#### Records supplied:
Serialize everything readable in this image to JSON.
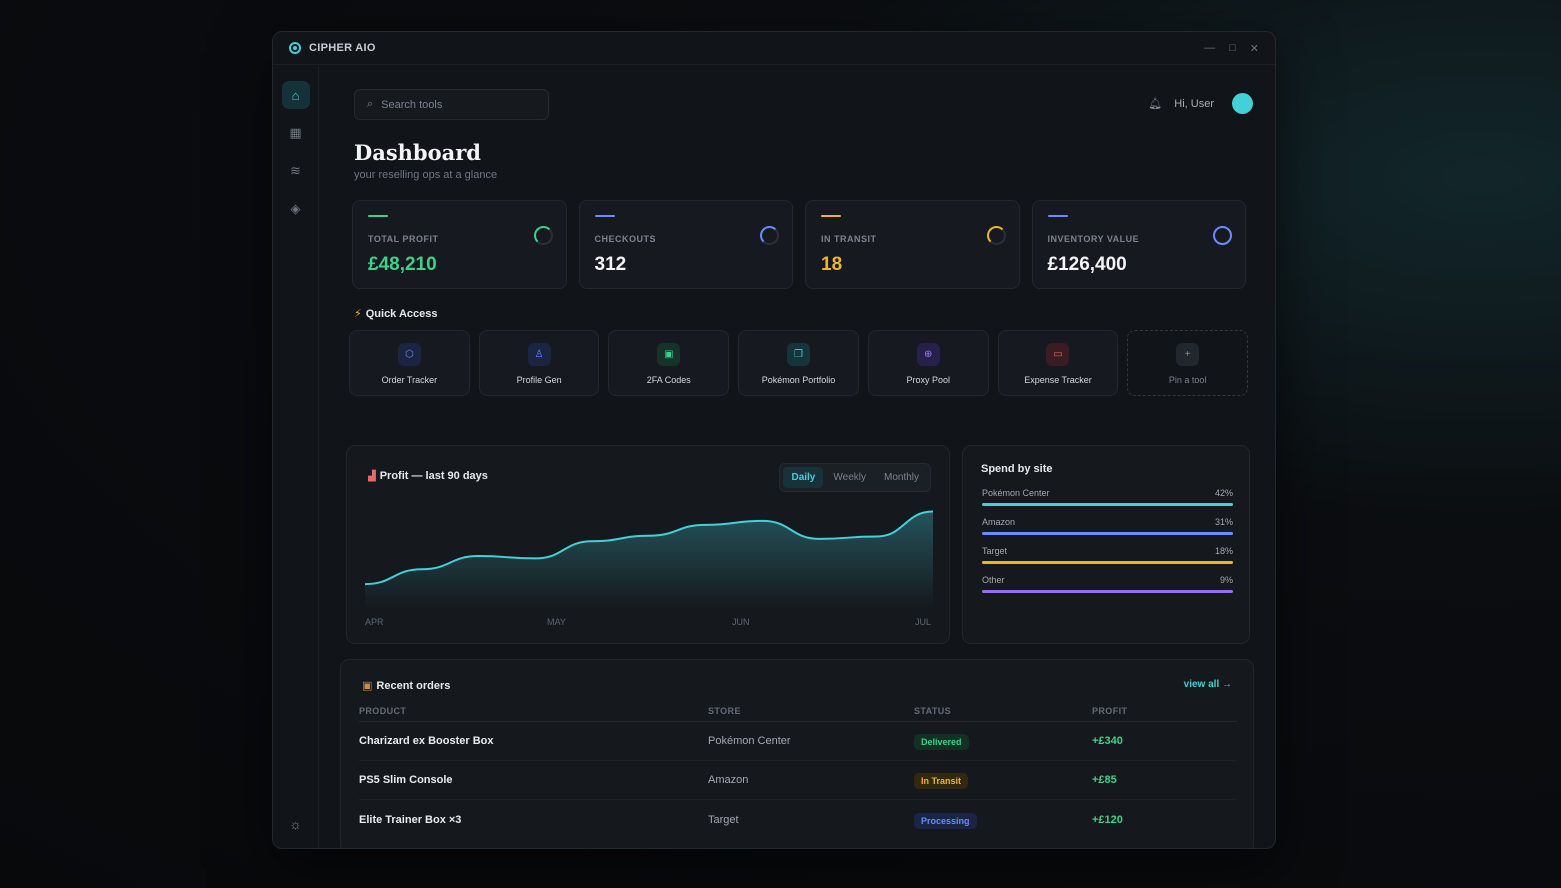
{
  "app": {
    "title": "CIPHER AIO"
  },
  "window_controls": {
    "minimize": "—",
    "maximize": "□",
    "close": "✕"
  },
  "search": {
    "placeholder": "Search tools",
    "value": ""
  },
  "user": {
    "greeting": "Hi, User",
    "avatar_color": "#43d0d8"
  },
  "page": {
    "title": "Dashboard",
    "subtitle": "your reselling ops at a glance"
  },
  "stats": [
    {
      "label": "TOTAL PROFIT",
      "value": "£48,210",
      "color": "#3fd08a"
    },
    {
      "label": "CHECKOUTS",
      "value": "312",
      "color": "#6a8cff"
    },
    {
      "label": "IN TRANSIT",
      "value": "18",
      "color": "#f0b429"
    },
    {
      "label": "INVENTORY VALUE",
      "value": "£126,400",
      "color": "#6a8cff"
    }
  ],
  "quick_access": {
    "title": "Quick Access",
    "items": [
      {
        "label": "Order Tracker",
        "icon": "hexagon-icon",
        "glyph": "⬡",
        "color": "#6a8cff",
        "bg": "#1b2440"
      },
      {
        "label": "Profile Gen",
        "icon": "user-icon",
        "glyph": "♙",
        "color": "#6a8cff",
        "bg": "#1b2440"
      },
      {
        "label": "2FA Codes",
        "icon": "lock-icon",
        "glyph": "▣",
        "color": "#3fd08a",
        "bg": "#15332a"
      },
      {
        "label": "Pokémon Portfolio",
        "icon": "copy-icon",
        "glyph": "❐",
        "color": "#43d0d8",
        "bg": "#16343a"
      },
      {
        "label": "Proxy Pool",
        "icon": "globe-icon",
        "glyph": "⊕",
        "color": "#9a7cff",
        "bg": "#26204a"
      },
      {
        "label": "Expense Tracker",
        "icon": "card-icon",
        "glyph": "▭",
        "color": "#e36a6a",
        "bg": "#3a1c22"
      },
      {
        "label": "Pin a tool",
        "icon": "plus-icon",
        "glyph": "+",
        "color": "#8a909a",
        "bg": "#22262d"
      }
    ]
  },
  "profit_chart": {
    "title": "Profit — last 90 days",
    "tabs": [
      {
        "label": "Daily",
        "active": true
      },
      {
        "label": "Weekly",
        "active": false
      },
      {
        "label": "Monthly",
        "active": false
      }
    ],
    "line_color": "#43d0d8",
    "x_labels": [
      "APR",
      "MAY",
      "JUN",
      "JUL"
    ]
  },
  "chart_data": {
    "type": "area",
    "title": "Profit — last 90 days",
    "x_labels": [
      "APR",
      "MAY",
      "JUN",
      "JUL"
    ],
    "x": [
      0,
      9,
      18,
      27,
      36,
      45,
      54,
      63,
      72,
      81,
      90
    ],
    "y": [
      5,
      24,
      41,
      38,
      60,
      67,
      81,
      86,
      63,
      66,
      98
    ],
    "y_note": "relative values, no y axis printed"
  },
  "spend": {
    "title": "Spend by site",
    "rows": [
      {
        "name": "Pokémon Center",
        "pct": "42%",
        "color": "#43d0d8"
      },
      {
        "name": "Amazon",
        "pct": "31%",
        "color": "#6a8cff"
      },
      {
        "name": "Target",
        "pct": "18%",
        "color": "#f0b429"
      },
      {
        "name": "Other",
        "pct": "9%",
        "color": "#9a6cf2"
      }
    ]
  },
  "orders": {
    "title": "Recent orders",
    "view_all": "view all →",
    "columns": [
      "PRODUCT",
      "STORE",
      "STATUS",
      "PROFIT"
    ],
    "rows": [
      {
        "product": "Charizard ex Booster Box",
        "store": "Pokémon Center",
        "status": "Delivered",
        "status_fg": "#3fd08a",
        "status_bg": "#123024",
        "profit": "+£340"
      },
      {
        "product": "PS5 Slim Console",
        "store": "Amazon",
        "status": "In Transit",
        "status_fg": "#f0b429",
        "status_bg": "#33290f",
        "profit": "+£85"
      },
      {
        "product": "Elite Trainer Box ×3",
        "store": "Target",
        "status": "Processing",
        "status_fg": "#6a8cff",
        "status_bg": "#1a2446",
        "profit": "+£120"
      }
    ]
  }
}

#### Stated task:
Lines containing the word "glyph" are to be counted in the listing; state their number alone.

#### Exercise response:
7